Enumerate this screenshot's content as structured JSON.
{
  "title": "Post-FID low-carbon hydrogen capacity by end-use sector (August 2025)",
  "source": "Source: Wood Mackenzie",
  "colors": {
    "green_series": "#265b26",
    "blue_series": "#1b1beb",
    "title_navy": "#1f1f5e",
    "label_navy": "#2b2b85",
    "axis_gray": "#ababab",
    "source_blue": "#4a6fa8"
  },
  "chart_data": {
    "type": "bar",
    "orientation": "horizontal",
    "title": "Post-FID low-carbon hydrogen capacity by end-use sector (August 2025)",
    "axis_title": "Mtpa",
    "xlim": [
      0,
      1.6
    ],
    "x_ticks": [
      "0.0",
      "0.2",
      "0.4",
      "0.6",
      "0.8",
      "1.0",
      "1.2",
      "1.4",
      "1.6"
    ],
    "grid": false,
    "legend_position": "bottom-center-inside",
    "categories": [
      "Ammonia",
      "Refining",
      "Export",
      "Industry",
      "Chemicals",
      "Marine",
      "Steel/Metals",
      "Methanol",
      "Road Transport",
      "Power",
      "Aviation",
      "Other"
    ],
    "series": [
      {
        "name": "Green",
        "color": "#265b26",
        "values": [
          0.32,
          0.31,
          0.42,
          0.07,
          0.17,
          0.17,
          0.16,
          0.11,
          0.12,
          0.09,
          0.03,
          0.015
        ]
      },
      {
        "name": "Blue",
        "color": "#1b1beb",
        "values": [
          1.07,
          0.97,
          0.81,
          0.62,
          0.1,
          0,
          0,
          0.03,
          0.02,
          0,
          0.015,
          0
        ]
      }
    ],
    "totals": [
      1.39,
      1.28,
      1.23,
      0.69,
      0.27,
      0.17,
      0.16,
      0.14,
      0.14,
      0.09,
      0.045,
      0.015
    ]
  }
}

▸ **Set task**
Count each line above in which the string "August" appears, then state only the total.

▸ **Finished task**
2